▸ **THE REQUEST**
Only lines holding the word "池塘晚秋图" should be copied from the material.

▸ **DATASET ROWS**

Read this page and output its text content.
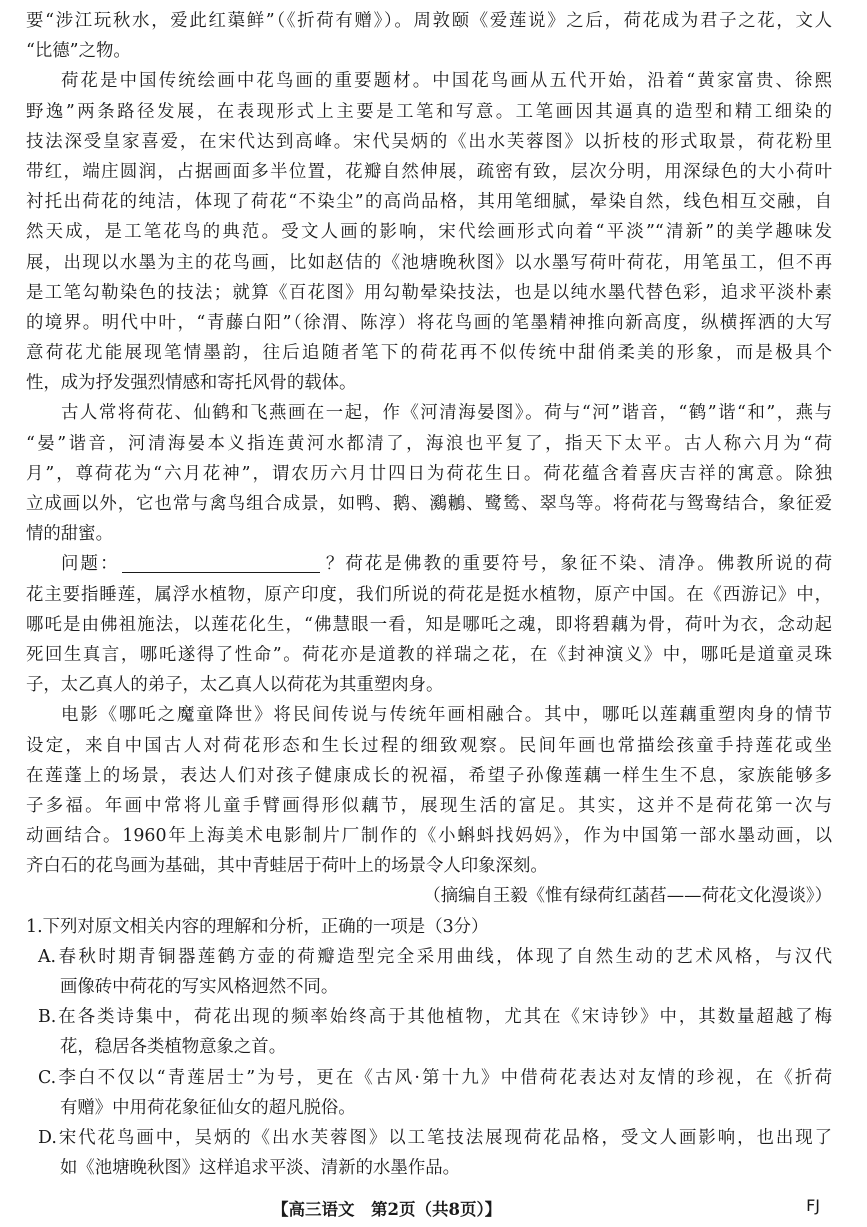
要“涉江玩秋水，爱此红蕖鲜”（《折荷有赠》）。周敦颐《爱莲说》之后，荷花成为君子之花，文人
“比德”之物。
荷花是中国传统绘画中花鸟画的重要题材。中国花鸟画从五代开始，沿着“黄家富贵、徐熙
野逸”两条路径发展，在表现形式上主要是工笔和写意。工笔画因其逼真的造型和精工细染的
技法深受皇家喜爱，在宋代达到高峰。宋代吴炳的《出水芙蓉图》以折枝的形式取景，荷花粉里
带红，端庄圆润，占据画面多半位置，花瓣自然伸展，疏密有致，层次分明，用深绿色的大小荷叶
衬托出荷花的纯洁，体现了荷花“不染尘”的高尚品格，其用笔细腻，晕染自然，线色相互交融，自
然天成，是工笔花鸟的典范。受文人画的影响，宋代绘画形式向着“平淡”“清新”的美学趣味发
展，出现以水墨为主的花鸟画，比如赵佶的《池塘晚秋图》以水墨写荷叶荷花，用笔虽工，但不再
是工笔勾勒染色的技法；就算《百花图》用勾勒晕染技法，也是以纯水墨代替色彩，追求平淡朴素
的境界。明代中叶，“青藤白阳”（徐渭、陈淳）将花鸟画的笔墨精神推向新高度，纵横挥洒的大写
意荷花尤能展现笔情墨韵，往后追随者笔下的荷花再不似传统中甜俏柔美的形象，而是极具个
性，成为抒发强烈情感和寄托风骨的载体。
古人常将荷花、仙鹤和飞燕画在一起，作《河清海晏图》。荷与“河”谐音，“鹤”谐“和”，燕与
“晏”谐音，河清海晏本义指连黄河水都清了，海浪也平复了，指天下太平。古人称六月为“荷
月”，尊荷花为“六月花神”，谓农历六月廿四日为荷花生日。荷花蕴含着喜庆吉祥的寓意。除独
立成画以外，它也常与禽鸟组合成景，如鸭、鹅、鸂鶒、鹭鸶、翠鸟等。将荷花与鸳鸯结合，象征爱
情的甜蜜。
问题：	？荷花是佛教的重要符号，象征不染、清净。佛教所说的荷
花主要指睡莲，属浮水植物，原产印度，我们所说的荷花是挺水植物，原产中国。在《西游记》中，
哪吒是由佛祖施法，以莲花化生，“佛慧眼一看，知是哪吒之魂，即将碧藕为骨，荷叶为衣，念动起
死回生真言，哪吒遂得了性命”。荷花亦是道教的祥瑞之花，在《封神演义》中，哪吒是道童灵珠
子，太乙真人的弟子，太乙真人以荷花为其重塑肉身。
电影《哪吒之魔童降世》将民间传说与传统年画相融合。其中，哪吒以莲藕重塑肉身的情节
设定，来自中国古人对荷花形态和生长过程的细致观察。民间年画也常描绘孩童手持莲花或坐
在莲蓬上的场景，表达人们对孩子健康成长的祝福，希望子孙像莲藕一样生生不息，家族能够多
子多福。年画中常将儿童手臂画得形似藕节，展现生活的富足。其实，这并不是荷花第一次与
动画结合。1960年上海美术电影制片厂制作的《小蝌蚪找妈妈》，作为中国第一部水墨动画，以
齐白石的花鸟画为基础，其中青蛙居于荷叶上的场景令人印象深刻。
（摘编自王毅《惟有绿荷红菡萏——荷花文化漫谈》）
1.下列对原文相关内容的理解和分析，正确的一项是（3分）
A.春秋时期青铜器莲鹤方壶的荷瓣造型完全采用曲线，体现了自然生动的艺术风格，与汉代
画像砖中荷花的写实风格迥然不同。
B.在各类诗集中，荷花出现的频率始终高于其他植物，尤其在《宋诗钞》中，其数量超越了梅
花，稳居各类植物意象之首。
C.李白不仅以“青莲居士”为号，更在《古风·第十九》中借荷花表达对友情的珍视，在《折荷
有赠》中用荷花象征仙女的超凡脱俗。
D.宋代花鸟画中，吴炳的《出水芙蓉图》以工笔技法展现荷花品格，受文人画影响，也出现了
如《池塘晚秋图》这样追求平淡、清新的水墨作品。
【高三语文　第2页（共8页）】	FJ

▸ **REPLY**
展，出现以水墨为主的花鸟画，比如赵佶的《池塘晚秋图》以水墨写荷叶荷花，用笔虽工，但不再
如《池塘晚秋图》这样追求平淡、清新的水墨作品。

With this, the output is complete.